* DESCRIPTION OF THE TASK *
Write out the material exactly, leaving every picture behind.

### EXCERPTED DATA

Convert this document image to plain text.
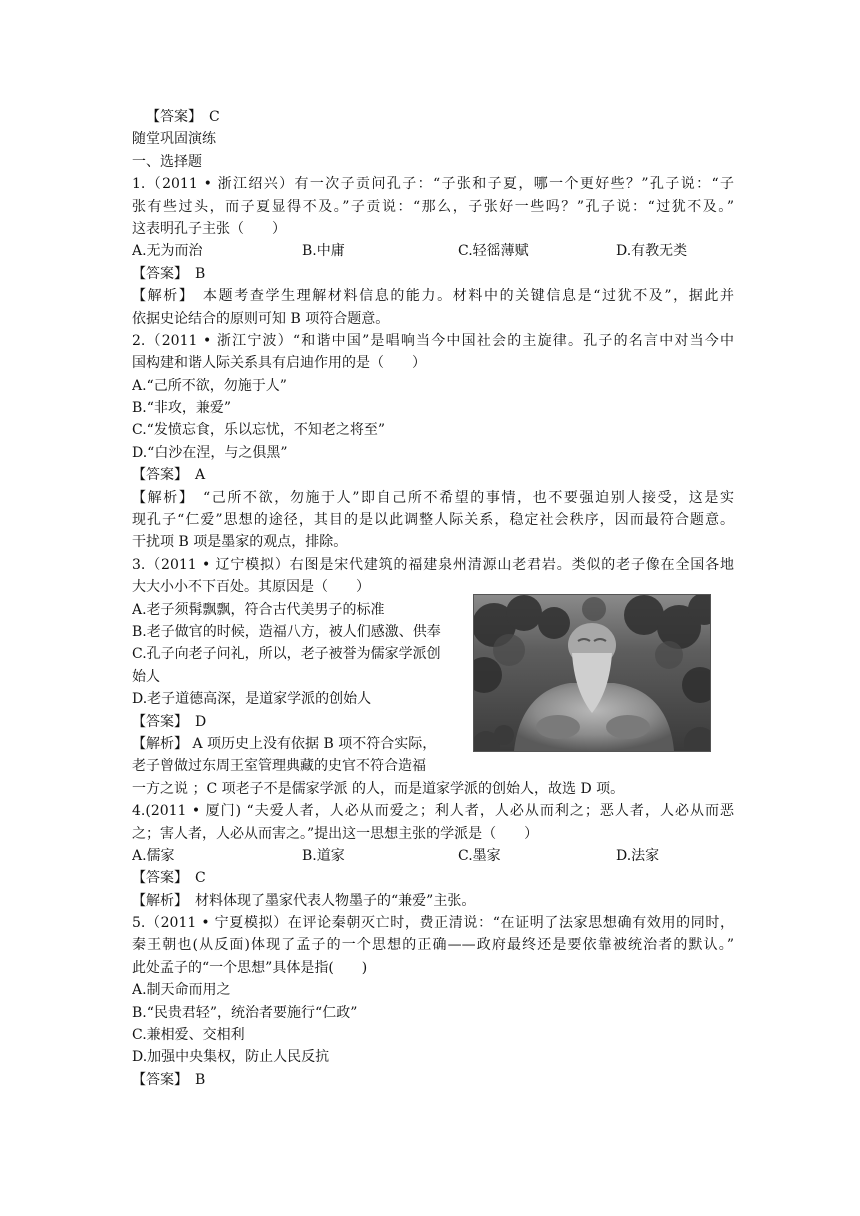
【答案】　C
随堂巩固演练
一、选择题
1.（2011 • 浙江绍兴）有一次子贡问孔子：“子张和子夏，哪一个更好些？”孔子说：“子
张有些过头，而子夏显得不及。”子贡说：“那么，子张好一些吗？”孔子说：“过犹不及。”
这表明孔子主张（　　）
A.无为而治	B.中庸	C.轻徭薄赋	D.有教无类
【答案】　B
【解析】　本题考查学生理解材料信息的能力。材料中的关键信息是“过犹不及”，据此并
依据史论结合的原则可知 B 项符合题意。
2.（2011 • 浙江宁波）“和谐中国”是唱响当今中国社会的主旋律。孔子的名言中对当今中
国构建和谐人际关系具有启迪作用的是（　　）
A.“己所不欲，勿施于人”
B.“非攻，兼爱”
C.“发愤忘食，乐以忘忧，不知老之将至”
D.“白沙在涅，与之俱黑”
【答案】　A
【解析】　“己所不欲，勿施于人”即自己所不希望的事情，也不要强迫别人接受，这是实
现孔子“仁爱”思想的途径，其目的是以此调整人际关系，稳定社会秩序，因而最符合题意。
干扰项 B 项是墨家的观点，排除。
3.（2011 • 辽宁模拟）右图是宋代建筑的福建泉州清源山老君岩。类似的老子像在全国各地
大大小小不下百处。其原因是（　　）
A.老子须髯飘飘，符合古代美男子的标准
B.老子做官的时候，造福八方，被人们感激、供奉
C.孔子向老子问礼，所以，老子被誉为儒家学派创
始人
D.老子道德高深，是道家学派的创始人
【答案】　D
【解析】 A 项历史上没有依据 B 项不符合实际，
老子曾做过东周王室管理典藏的史官不符合造福
一方之说 ；C 项老子不是儒家学派 的人，而是道家学派的创始人，故选 D 项。
4.(2011 • 厦门) “夫爱人者，人必从而爱之；利人者，人必从而利之；恶人者，人必从而恶
之；害人者，人必从而害之。”提出这一思想主张的学派是（　　）
A.儒家	B.道家	C.墨家	D.法家
【答案】　C
【解析】　材料体现了墨家代表人物墨子的“兼爱”主张。
5.（2011 • 宁夏模拟）在评论秦朝灭亡时，费正清说：“在证明了法家思想确有效用的同时，
秦王朝也(从反面)体现了孟子的一个思想的正确——政府最终还是要依靠被统治者的默认。”
此处孟子的“一个思想”具体是指(　　)
A.制天命而用之
B.“民贵君轻”，统治者要施行“仁政”
C.兼相爱、交相利
D.加强中央集权，防止人民反抗
【答案】　B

######

* PROBLEM SOLUTION *
Convert this document image to plain text.
【答案】　C
随堂巩固演练
一、选择题
1.（2011 • 浙江绍兴）有一次子贡问孔子：“子张和子夏，哪一个更好些？”孔子说：“子
张有些过头，而子夏显得不及。”子贡说：“那么，子张好一些吗？”孔子说：“过犹不及。”
这表明孔子主张（　　）
A.无为而治	B.中庸	C.轻徭薄赋	D.有教无类
【答案】　B
【解析】　本题考查学生理解材料信息的能力。材料中的关键信息是“过犹不及”，据此并
依据史论结合的原则可知 B 项符合题意。
2.（2011 • 浙江宁波）“和谐中国”是唱响当今中国社会的主旋律。孔子的名言中对当今中
国构建和谐人际关系具有启迪作用的是（　　）
A.“己所不欲，勿施于人”
B.“非攻，兼爱”
C.“发愤忘食，乐以忘忧，不知老之将至”
D.“白沙在涅，与之俱黑”
【答案】　A
【解析】　“己所不欲，勿施于人”即自己所不希望的事情，也不要强迫别人接受，这是实
现孔子“仁爱”思想的途径，其目的是以此调整人际关系，稳定社会秩序，因而最符合题意。
干扰项 B 项是墨家的观点，排除。
3.（2011 • 辽宁模拟）右图是宋代建筑的福建泉州清源山老君岩。类似的老子像在全国各地
大大小小不下百处。其原因是（　　）
A.老子须髯飘飘，符合古代美男子的标准
B.老子做官的时候，造福八方，被人们感激、供奉
C.孔子向老子问礼，所以，老子被誉为儒家学派创
始人
D.老子道德高深，是道家学派的创始人
【答案】　D
【解析】 A 项历史上没有依据 B 项不符合实际，
老子曾做过东周王室管理典藏的史官不符合造福
一方之说 ；C 项老子不是儒家学派 的人，而是道家学派的创始人，故选 D 项。
4.(2011 • 厦门) “夫爱人者，人必从而爱之；利人者，人必从而利之；恶人者，人必从而恶
之；害人者，人必从而害之。”提出这一思想主张的学派是（　　）
A.儒家	B.道家	C.墨家	D.法家
【答案】　C
【解析】　材料体现了墨家代表人物墨子的“兼爱”主张。
5.（2011 • 宁夏模拟）在评论秦朝灭亡时，费正清说：“在证明了法家思想确有效用的同时，
秦王朝也(从反面)体现了孟子的一个思想的正确——政府最终还是要依靠被统治者的默认。”
此处孟子的“一个思想”具体是指(　　)
A.制天命而用之
B.“民贵君轻”，统治者要施行“仁政”
C.兼相爱、交相利
D.加强中央集权，防止人民反抗
【答案】　B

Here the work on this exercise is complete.